* PROBLEM STATEMENT
Read through the records below and copy each line that uses the word "hello".

○ ○ ○ ○ ○

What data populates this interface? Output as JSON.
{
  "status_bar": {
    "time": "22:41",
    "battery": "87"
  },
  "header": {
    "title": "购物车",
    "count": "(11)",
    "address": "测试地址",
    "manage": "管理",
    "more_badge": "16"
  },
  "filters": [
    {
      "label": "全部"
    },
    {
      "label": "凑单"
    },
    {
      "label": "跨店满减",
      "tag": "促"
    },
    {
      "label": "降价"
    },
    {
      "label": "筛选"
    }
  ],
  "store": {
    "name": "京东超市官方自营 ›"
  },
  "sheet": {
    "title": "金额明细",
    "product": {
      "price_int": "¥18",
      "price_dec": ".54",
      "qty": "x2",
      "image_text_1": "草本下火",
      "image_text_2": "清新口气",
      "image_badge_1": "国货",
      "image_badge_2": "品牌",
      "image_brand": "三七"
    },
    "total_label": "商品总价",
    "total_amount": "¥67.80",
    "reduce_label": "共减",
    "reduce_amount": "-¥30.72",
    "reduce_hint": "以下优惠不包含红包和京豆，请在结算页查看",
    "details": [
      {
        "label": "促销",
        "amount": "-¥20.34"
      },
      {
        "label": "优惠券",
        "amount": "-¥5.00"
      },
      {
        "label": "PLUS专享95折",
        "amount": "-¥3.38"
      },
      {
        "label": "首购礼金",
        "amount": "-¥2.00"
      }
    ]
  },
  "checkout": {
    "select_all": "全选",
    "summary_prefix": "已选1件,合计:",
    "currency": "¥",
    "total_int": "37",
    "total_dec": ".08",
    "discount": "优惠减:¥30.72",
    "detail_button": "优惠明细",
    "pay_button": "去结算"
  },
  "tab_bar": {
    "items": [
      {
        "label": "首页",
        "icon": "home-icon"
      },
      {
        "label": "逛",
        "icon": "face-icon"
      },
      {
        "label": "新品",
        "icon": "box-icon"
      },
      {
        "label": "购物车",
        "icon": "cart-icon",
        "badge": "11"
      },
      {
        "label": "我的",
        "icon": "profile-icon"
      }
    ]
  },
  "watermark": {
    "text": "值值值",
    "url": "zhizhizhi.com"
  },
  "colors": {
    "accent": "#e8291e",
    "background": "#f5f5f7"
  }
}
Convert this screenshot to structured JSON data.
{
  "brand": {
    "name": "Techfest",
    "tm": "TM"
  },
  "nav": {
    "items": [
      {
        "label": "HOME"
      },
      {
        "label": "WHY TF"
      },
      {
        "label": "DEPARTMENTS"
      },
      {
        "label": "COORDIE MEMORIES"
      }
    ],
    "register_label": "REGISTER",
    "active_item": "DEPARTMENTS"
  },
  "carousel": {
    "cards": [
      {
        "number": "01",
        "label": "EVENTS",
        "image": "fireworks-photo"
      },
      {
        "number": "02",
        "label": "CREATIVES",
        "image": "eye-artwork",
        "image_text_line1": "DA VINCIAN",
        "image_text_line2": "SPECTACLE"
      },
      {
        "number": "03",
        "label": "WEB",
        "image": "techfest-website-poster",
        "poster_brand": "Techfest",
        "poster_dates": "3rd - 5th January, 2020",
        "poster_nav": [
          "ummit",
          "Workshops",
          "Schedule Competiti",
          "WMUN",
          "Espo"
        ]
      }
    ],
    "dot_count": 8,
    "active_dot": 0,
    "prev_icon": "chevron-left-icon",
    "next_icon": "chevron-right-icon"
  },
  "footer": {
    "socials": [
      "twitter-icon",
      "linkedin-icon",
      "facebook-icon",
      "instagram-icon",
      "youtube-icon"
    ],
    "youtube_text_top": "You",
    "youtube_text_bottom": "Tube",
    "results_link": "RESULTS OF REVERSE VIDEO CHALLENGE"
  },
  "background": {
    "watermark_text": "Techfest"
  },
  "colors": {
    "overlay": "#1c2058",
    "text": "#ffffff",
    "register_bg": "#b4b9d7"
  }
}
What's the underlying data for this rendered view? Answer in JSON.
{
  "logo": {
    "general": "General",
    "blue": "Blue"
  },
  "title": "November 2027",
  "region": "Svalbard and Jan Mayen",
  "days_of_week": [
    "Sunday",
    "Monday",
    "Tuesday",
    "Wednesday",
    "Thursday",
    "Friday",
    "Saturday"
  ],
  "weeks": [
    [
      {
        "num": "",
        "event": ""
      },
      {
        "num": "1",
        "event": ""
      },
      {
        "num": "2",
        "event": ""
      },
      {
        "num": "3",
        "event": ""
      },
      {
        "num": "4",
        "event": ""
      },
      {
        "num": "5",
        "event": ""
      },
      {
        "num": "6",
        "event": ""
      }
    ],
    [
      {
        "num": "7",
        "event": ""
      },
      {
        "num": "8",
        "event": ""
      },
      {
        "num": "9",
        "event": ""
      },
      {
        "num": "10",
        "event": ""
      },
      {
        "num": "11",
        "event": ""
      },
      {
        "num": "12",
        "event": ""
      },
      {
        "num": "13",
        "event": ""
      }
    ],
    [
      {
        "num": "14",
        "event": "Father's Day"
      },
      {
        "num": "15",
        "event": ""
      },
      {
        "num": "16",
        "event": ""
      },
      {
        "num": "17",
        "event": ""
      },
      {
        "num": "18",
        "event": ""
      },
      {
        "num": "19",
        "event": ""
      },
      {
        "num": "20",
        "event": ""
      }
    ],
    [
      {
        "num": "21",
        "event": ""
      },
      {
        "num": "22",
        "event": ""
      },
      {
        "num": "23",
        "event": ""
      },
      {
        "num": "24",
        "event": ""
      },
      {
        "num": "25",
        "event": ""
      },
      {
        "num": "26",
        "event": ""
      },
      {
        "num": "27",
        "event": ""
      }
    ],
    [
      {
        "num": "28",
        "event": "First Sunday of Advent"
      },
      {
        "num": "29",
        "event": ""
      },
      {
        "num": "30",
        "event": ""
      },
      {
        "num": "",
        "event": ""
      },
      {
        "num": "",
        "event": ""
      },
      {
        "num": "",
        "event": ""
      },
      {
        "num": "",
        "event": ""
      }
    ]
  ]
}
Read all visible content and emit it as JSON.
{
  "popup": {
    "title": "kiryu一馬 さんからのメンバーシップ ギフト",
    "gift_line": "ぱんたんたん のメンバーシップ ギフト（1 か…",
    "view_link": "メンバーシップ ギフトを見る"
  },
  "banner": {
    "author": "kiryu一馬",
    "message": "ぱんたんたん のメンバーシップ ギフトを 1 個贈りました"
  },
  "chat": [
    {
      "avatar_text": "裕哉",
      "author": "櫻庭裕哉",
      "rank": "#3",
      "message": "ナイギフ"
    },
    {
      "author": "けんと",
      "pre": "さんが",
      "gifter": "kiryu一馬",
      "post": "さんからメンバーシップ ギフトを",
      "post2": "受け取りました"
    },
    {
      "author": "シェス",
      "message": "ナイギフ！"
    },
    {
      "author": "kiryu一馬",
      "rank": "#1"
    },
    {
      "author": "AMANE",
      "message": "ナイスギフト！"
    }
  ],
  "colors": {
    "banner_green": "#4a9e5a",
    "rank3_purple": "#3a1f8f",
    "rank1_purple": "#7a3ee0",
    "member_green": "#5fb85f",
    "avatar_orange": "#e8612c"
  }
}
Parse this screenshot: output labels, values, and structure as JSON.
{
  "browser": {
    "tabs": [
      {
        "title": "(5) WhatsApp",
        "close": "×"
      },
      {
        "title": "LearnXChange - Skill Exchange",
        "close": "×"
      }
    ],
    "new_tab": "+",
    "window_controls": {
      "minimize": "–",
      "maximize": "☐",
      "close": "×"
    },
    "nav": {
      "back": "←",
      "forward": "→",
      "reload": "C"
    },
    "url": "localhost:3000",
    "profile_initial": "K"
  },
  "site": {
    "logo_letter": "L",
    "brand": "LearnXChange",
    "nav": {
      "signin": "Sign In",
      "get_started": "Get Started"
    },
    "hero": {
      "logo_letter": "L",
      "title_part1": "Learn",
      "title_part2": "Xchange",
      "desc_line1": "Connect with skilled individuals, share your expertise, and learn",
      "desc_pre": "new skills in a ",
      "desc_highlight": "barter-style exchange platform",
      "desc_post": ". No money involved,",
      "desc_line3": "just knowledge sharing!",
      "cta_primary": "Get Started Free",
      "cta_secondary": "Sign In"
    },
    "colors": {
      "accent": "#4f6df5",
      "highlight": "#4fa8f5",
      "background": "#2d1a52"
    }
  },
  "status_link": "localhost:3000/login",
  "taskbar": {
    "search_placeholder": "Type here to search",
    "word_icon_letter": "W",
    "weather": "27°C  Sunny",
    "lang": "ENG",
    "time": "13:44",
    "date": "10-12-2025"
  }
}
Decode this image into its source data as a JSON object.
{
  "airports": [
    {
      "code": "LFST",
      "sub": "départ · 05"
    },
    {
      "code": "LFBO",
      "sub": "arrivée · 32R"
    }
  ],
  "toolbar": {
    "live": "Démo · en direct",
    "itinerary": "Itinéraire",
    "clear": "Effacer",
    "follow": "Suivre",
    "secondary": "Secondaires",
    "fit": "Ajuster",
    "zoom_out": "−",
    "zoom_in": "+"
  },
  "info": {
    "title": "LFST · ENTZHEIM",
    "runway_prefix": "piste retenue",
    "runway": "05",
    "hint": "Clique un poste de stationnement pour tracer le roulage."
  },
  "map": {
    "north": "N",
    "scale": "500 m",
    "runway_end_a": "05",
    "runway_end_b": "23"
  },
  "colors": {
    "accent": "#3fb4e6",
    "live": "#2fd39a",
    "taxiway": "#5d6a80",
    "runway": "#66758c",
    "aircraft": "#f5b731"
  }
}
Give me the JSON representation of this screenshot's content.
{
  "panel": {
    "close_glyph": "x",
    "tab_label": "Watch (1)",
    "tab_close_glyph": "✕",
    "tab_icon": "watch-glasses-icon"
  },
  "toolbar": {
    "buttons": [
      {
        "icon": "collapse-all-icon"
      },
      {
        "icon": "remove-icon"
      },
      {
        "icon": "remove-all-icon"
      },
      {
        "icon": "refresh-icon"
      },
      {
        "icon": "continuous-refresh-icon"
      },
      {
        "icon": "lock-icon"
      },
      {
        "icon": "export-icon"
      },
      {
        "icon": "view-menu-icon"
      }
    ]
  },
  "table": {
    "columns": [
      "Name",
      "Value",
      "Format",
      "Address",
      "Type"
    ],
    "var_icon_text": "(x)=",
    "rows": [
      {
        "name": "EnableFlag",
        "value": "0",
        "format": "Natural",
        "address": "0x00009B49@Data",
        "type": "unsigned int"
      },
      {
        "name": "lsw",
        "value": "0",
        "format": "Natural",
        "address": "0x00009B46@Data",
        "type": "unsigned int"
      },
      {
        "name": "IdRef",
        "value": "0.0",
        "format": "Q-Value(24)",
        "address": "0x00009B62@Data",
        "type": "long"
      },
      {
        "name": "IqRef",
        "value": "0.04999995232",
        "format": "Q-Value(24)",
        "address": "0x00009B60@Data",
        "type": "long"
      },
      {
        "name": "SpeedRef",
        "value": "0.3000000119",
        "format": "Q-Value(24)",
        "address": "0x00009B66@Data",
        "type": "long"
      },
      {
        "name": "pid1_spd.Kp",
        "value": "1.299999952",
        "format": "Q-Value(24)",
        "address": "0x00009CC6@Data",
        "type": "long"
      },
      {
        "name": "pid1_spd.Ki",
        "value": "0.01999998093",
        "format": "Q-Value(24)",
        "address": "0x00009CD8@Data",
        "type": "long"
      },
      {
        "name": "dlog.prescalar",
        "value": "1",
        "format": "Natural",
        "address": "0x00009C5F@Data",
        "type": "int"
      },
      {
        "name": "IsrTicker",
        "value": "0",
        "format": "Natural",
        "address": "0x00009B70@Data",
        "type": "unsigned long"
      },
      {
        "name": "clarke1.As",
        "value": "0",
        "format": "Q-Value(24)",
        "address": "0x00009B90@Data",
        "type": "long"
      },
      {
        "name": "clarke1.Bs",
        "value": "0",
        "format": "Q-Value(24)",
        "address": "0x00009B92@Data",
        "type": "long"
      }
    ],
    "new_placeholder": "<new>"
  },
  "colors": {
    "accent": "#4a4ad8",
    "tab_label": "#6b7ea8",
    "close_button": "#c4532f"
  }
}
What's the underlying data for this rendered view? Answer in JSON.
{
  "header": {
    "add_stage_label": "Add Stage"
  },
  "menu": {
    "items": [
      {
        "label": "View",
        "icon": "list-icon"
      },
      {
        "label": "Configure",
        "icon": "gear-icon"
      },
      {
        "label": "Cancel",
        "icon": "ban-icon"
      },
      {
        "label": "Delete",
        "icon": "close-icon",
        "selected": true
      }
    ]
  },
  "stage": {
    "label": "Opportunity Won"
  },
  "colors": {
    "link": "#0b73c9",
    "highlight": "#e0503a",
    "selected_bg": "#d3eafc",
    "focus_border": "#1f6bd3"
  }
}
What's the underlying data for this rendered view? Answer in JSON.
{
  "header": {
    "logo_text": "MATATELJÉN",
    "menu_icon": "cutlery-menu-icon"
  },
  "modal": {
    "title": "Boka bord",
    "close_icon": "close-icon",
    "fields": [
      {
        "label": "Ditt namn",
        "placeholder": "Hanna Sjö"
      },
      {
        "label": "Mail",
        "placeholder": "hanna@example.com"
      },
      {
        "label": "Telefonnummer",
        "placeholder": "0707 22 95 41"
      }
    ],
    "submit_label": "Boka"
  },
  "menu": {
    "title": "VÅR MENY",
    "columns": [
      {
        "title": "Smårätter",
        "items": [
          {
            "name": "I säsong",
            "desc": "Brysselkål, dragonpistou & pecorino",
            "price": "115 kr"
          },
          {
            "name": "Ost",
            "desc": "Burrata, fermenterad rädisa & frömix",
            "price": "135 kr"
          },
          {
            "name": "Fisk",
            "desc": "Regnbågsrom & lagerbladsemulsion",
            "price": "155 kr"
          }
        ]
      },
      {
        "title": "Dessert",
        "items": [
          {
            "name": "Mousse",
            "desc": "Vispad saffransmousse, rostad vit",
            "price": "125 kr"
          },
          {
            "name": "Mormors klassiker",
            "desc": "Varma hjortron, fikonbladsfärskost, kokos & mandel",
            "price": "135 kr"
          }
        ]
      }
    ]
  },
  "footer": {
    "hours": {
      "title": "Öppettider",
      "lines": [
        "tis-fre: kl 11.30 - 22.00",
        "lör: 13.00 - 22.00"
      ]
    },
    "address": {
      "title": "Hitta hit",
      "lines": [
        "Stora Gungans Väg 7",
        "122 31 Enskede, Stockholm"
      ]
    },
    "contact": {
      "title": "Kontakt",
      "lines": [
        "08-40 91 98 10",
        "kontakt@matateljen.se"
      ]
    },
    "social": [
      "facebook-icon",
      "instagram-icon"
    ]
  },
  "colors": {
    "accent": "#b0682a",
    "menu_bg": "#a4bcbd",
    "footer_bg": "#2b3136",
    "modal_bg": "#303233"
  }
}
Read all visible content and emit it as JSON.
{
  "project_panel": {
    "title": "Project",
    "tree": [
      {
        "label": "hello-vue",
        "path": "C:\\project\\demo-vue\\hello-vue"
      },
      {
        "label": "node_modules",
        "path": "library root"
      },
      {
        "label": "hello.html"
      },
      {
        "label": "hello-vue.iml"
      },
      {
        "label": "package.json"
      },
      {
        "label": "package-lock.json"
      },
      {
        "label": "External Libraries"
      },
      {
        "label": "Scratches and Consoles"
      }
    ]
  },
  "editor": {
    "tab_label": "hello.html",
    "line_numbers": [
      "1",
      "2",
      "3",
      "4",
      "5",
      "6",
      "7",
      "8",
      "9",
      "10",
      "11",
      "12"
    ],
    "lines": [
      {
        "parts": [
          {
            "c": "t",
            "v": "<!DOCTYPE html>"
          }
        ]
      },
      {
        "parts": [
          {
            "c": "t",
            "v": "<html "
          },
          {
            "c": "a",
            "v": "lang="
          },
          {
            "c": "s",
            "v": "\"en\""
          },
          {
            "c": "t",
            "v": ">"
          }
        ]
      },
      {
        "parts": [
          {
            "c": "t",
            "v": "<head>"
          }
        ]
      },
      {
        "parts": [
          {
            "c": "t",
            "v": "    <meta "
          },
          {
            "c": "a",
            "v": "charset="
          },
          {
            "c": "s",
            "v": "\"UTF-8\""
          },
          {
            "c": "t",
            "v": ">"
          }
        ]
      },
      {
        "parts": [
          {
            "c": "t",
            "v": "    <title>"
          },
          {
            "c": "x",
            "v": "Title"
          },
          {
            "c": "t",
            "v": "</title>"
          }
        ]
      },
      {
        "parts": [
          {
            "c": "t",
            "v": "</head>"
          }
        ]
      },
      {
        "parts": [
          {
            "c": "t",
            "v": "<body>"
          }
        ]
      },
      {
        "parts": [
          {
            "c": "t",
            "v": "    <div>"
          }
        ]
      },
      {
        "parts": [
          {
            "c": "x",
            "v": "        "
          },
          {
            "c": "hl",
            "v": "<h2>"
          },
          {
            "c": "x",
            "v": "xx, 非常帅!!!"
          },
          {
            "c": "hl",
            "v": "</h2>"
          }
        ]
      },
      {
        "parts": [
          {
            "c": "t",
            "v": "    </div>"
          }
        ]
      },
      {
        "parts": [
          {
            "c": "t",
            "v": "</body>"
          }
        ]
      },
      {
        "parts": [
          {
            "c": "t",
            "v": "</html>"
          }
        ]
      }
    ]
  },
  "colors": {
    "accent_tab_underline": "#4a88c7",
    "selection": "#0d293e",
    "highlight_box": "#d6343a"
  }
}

○ ○ ○ ○ ○

* RESULT OF THIS EXERCISE
        "label": "hello-vue",
        "path": "C:\\project\\demo-vue\\hello-vue"
        "label": "hello.html"
        "label": "hello-vue.iml"
    "tab_label": "hello.html",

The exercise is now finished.